* **What the task requires**:
Below is a listing to write out in full, exactly as given, without its pictures.

* **Material**:
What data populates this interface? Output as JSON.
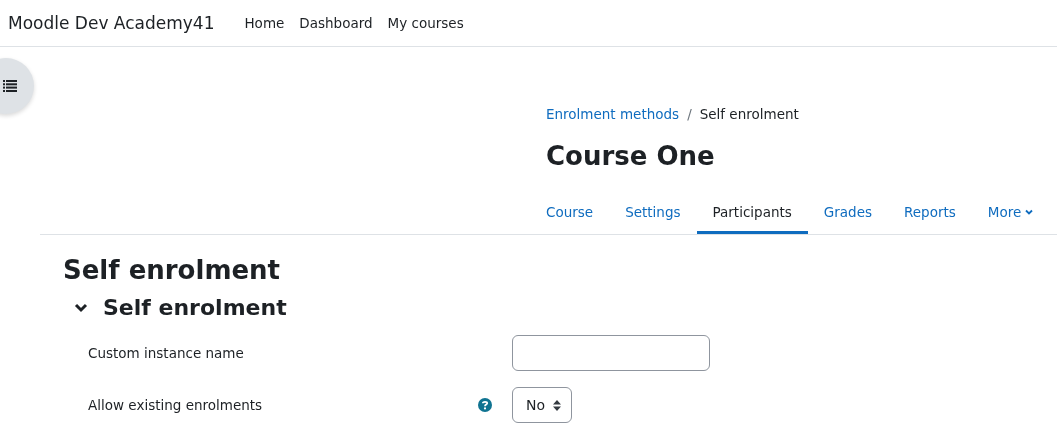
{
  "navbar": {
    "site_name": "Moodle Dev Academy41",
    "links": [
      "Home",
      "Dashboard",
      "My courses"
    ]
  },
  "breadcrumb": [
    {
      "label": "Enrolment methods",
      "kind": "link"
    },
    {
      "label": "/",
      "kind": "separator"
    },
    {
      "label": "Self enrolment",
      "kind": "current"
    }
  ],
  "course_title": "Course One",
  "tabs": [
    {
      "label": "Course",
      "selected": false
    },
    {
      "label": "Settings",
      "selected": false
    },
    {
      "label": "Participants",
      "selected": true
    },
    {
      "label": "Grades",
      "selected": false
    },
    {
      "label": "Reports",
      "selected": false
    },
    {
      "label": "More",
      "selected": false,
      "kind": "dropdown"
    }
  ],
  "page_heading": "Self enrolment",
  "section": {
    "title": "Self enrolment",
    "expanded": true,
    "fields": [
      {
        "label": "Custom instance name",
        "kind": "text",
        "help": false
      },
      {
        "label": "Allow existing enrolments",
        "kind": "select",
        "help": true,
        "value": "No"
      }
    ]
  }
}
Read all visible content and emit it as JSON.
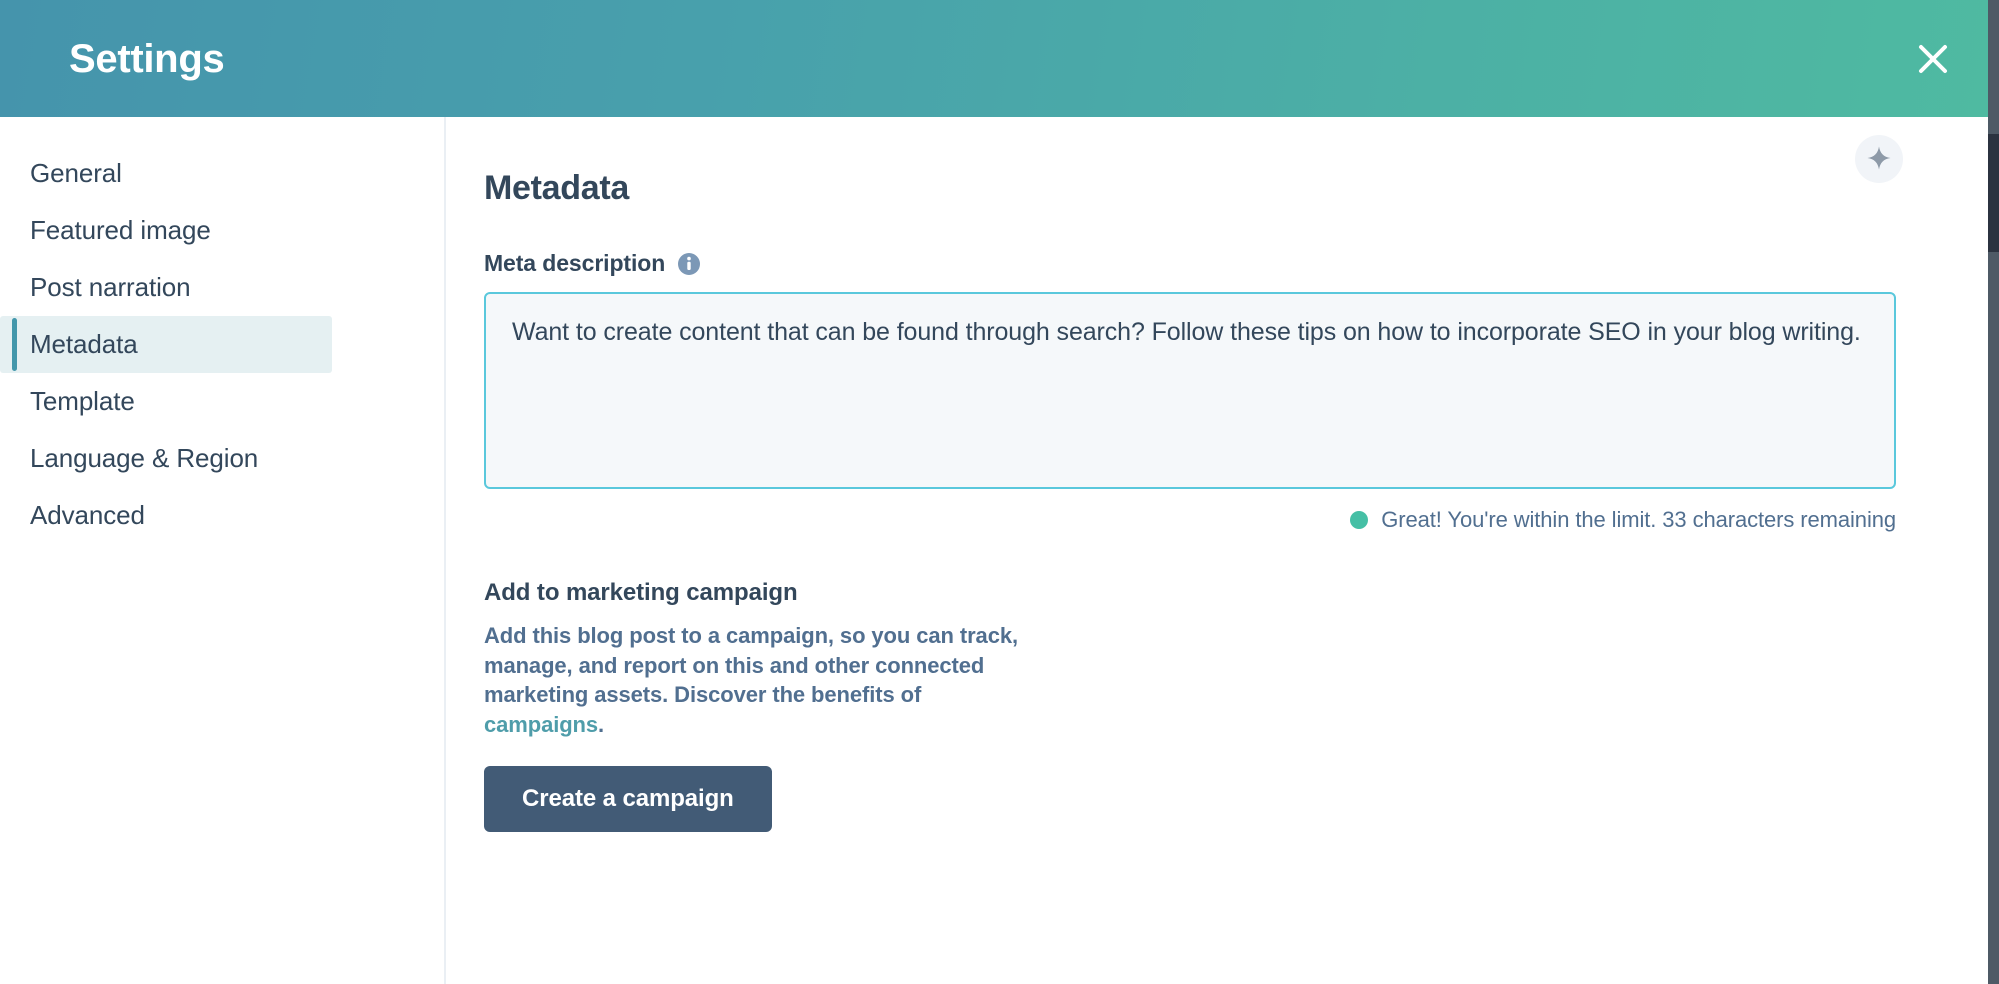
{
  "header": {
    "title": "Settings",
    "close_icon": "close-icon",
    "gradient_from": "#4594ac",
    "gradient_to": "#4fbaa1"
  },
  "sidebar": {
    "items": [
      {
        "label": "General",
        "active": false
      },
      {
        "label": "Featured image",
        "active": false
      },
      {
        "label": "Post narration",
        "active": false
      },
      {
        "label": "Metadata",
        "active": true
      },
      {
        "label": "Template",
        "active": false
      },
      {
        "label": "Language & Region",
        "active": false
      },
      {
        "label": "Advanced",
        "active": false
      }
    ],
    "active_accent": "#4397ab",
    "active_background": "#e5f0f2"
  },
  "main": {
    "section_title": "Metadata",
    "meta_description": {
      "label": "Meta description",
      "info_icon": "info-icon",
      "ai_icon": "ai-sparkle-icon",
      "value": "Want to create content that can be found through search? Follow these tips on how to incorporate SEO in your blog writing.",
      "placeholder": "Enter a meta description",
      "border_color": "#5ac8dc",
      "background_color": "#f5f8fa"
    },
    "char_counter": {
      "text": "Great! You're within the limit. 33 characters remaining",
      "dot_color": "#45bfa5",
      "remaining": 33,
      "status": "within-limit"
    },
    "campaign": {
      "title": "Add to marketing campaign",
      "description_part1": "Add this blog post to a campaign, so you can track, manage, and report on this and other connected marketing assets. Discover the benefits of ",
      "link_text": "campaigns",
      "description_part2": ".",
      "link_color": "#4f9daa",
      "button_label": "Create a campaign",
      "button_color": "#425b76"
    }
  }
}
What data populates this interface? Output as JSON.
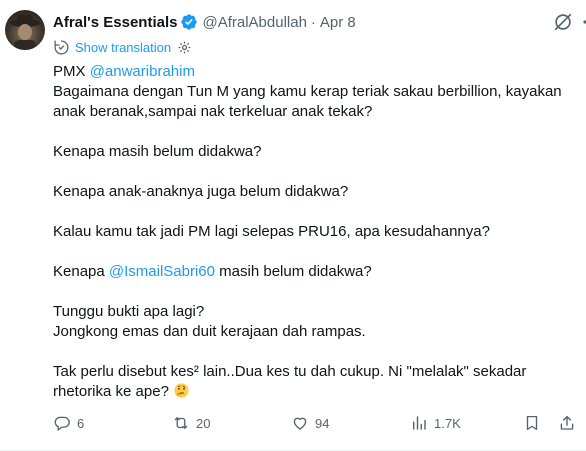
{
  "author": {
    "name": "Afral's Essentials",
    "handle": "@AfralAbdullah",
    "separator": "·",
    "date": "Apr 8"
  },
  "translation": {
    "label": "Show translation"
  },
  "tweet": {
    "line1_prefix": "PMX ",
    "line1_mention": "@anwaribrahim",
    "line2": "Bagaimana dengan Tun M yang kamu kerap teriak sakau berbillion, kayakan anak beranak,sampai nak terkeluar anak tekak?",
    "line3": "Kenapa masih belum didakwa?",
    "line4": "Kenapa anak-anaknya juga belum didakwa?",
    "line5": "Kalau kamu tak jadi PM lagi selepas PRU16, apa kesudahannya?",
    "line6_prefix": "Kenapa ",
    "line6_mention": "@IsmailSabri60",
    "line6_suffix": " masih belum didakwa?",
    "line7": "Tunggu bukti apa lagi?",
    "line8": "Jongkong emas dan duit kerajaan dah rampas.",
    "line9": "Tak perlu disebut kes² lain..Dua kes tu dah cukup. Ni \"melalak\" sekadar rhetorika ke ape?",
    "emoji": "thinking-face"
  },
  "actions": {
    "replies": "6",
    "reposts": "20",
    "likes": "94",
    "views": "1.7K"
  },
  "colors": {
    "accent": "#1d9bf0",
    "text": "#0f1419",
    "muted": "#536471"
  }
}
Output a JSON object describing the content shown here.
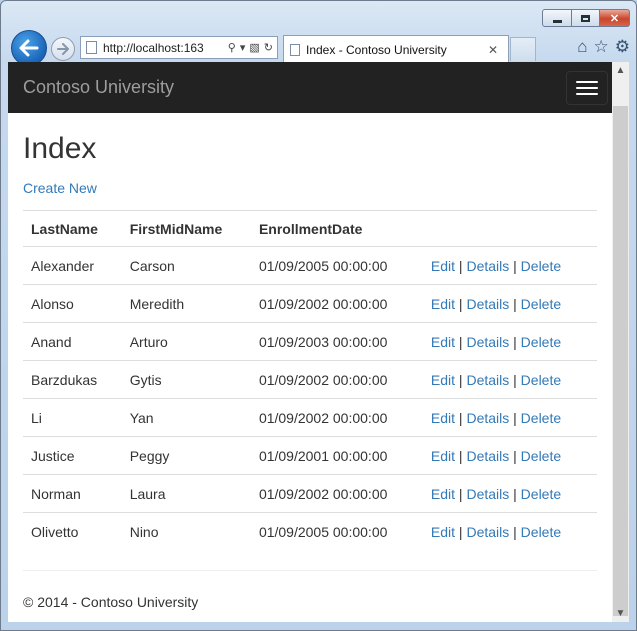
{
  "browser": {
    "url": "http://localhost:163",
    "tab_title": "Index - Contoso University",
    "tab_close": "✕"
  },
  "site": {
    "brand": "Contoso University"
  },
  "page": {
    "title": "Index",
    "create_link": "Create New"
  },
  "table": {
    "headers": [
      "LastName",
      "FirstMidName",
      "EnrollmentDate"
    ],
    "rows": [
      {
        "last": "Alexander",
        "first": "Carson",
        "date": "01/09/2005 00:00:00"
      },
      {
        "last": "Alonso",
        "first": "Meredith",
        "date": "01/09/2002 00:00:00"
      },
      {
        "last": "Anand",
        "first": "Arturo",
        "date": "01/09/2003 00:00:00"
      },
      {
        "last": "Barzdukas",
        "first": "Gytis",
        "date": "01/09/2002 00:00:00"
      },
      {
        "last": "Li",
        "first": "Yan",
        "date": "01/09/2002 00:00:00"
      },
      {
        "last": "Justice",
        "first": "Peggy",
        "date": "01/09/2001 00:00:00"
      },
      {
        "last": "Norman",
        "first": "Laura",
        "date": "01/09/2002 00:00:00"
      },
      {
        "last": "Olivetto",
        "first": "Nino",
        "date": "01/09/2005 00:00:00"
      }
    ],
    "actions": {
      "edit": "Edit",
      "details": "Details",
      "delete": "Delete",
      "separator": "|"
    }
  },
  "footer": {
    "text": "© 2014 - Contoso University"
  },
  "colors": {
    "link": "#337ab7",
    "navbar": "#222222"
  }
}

* **Result of the exercise**:
What data populates this interface? Output as JSON.
{
  "navbar": {
    "site_name": "Moodle Dev Academy41",
    "links": [
      "Home",
      "Dashboard",
      "My courses"
    ]
  },
  "breadcrumb": [
    {
      "label": "Enrolment methods",
      "kind": "link"
    },
    {
      "label": "/",
      "kind": "separator"
    },
    {
      "label": "Self enrolment",
      "kind": "current"
    }
  ],
  "course_title": "Course One",
  "tabs": [
    {
      "label": "Course",
      "selected": false
    },
    {
      "label": "Settings",
      "selected": false
    },
    {
      "label": "Participants",
      "selected": true
    },
    {
      "label": "Grades",
      "selected": false
    },
    {
      "label": "Reports",
      "selected": false
    },
    {
      "label": "More",
      "selected": false,
      "kind": "dropdown"
    }
  ],
  "page_heading": "Self enrolment",
  "section": {
    "title": "Self enrolment",
    "expanded": true,
    "fields": [
      {
        "label": "Custom instance name",
        "kind": "text",
        "help": false
      },
      {
        "label": "Allow existing enrolments",
        "kind": "select",
        "help": true,
        "value": "No"
      }
    ]
  }
}
Read all visible content and emit it as JSON.
{
  "header": {
    "title": "Settings",
    "close_icon": "close-icon",
    "gradient_from": "#4594ac",
    "gradient_to": "#4fbaa1"
  },
  "sidebar": {
    "items": [
      {
        "label": "General",
        "active": false
      },
      {
        "label": "Featured image",
        "active": false
      },
      {
        "label": "Post narration",
        "active": false
      },
      {
        "label": "Metadata",
        "active": true
      },
      {
        "label": "Template",
        "active": false
      },
      {
        "label": "Language & Region",
        "active": false
      },
      {
        "label": "Advanced",
        "active": false
      }
    ],
    "active_accent": "#4397ab",
    "active_background": "#e5f0f2"
  },
  "main": {
    "section_title": "Metadata",
    "meta_description": {
      "label": "Meta description",
      "info_icon": "info-icon",
      "ai_icon": "ai-sparkle-icon",
      "value": "Want to create content that can be found through search? Follow these tips on how to incorporate SEO in your blog writing.",
      "placeholder": "Enter a meta description",
      "border_color": "#5ac8dc",
      "background_color": "#f5f8fa"
    },
    "char_counter": {
      "text": "Great! You're within the limit. 33 characters remaining",
      "dot_color": "#45bfa5",
      "remaining": 33,
      "status": "within-limit"
    },
    "campaign": {
      "title": "Add to marketing campaign",
      "description_part1": "Add this blog post to a campaign, so you can track, manage, and report on this and other connected marketing assets. Discover the benefits of ",
      "link_text": "campaigns",
      "description_part2": ".",
      "link_color": "#4f9daa",
      "button_label": "Create a campaign",
      "button_color": "#425b76"
    }
  }
}
What data populates this interface? Output as JSON.
{
  "author": {
    "name": "Afral's Essentials",
    "handle": "@AfralAbdullah",
    "separator": "·",
    "date": "Apr 8"
  },
  "translation": {
    "label": "Show translation"
  },
  "tweet": {
    "line1_prefix": "PMX ",
    "line1_mention": "@anwaribrahim",
    "line2": "Bagaimana dengan Tun M yang kamu kerap teriak sakau berbillion, kayakan anak beranak,sampai nak terkeluar anak tekak?",
    "line3": "Kenapa masih belum didakwa?",
    "line4": "Kenapa anak-anaknya juga belum didakwa?",
    "line5": "Kalau kamu tak jadi PM lagi selepas PRU16, apa kesudahannya?",
    "line6_prefix": "Kenapa ",
    "line6_mention": "@IsmailSabri60",
    "line6_suffix": " masih belum didakwa?",
    "line7": "Tunggu bukti apa lagi?",
    "line8": "Jongkong emas dan duit kerajaan dah rampas.",
    "line9": "Tak perlu disebut kes² lain..Dua kes tu dah cukup. Ni \"melalak\" sekadar rhetorika ke ape?",
    "emoji": "thinking-face"
  },
  "actions": {
    "replies": "6",
    "reposts": "20",
    "likes": "94",
    "views": "1.7K"
  },
  "colors": {
    "accent": "#1d9bf0",
    "text": "#0f1419",
    "muted": "#536471"
  }
}
Output a JSON object describing the content shown here.
{
  "browser": {
    "url": "http://localhost:163",
    "tab_title": "Index - Contoso University",
    "tab_close": "✕"
  },
  "site": {
    "brand": "Contoso University"
  },
  "page": {
    "title": "Index",
    "create_link": "Create New"
  },
  "table": {
    "headers": [
      "LastName",
      "FirstMidName",
      "EnrollmentDate"
    ],
    "rows": [
      {
        "last": "Alexander",
        "first": "Carson",
        "date": "01/09/2005 00:00:00"
      },
      {
        "last": "Alonso",
        "first": "Meredith",
        "date": "01/09/2002 00:00:00"
      },
      {
        "last": "Anand",
        "first": "Arturo",
        "date": "01/09/2003 00:00:00"
      },
      {
        "last": "Barzdukas",
        "first": "Gytis",
        "date": "01/09/2002 00:00:00"
      },
      {
        "last": "Li",
        "first": "Yan",
        "date": "01/09/2002 00:00:00"
      },
      {
        "last": "Justice",
        "first": "Peggy",
        "date": "01/09/2001 00:00:00"
      },
      {
        "last": "Norman",
        "first": "Laura",
        "date": "01/09/2002 00:00:00"
      },
      {
        "last": "Olivetto",
        "first": "Nino",
        "date": "01/09/2005 00:00:00"
      }
    ],
    "actions": {
      "edit": "Edit",
      "details": "Details",
      "delete": "Delete",
      "separator": "|"
    }
  },
  "footer": {
    "text": "© 2014 - Contoso University"
  },
  "colors": {
    "link": "#337ab7",
    "navbar": "#222222"
  }
}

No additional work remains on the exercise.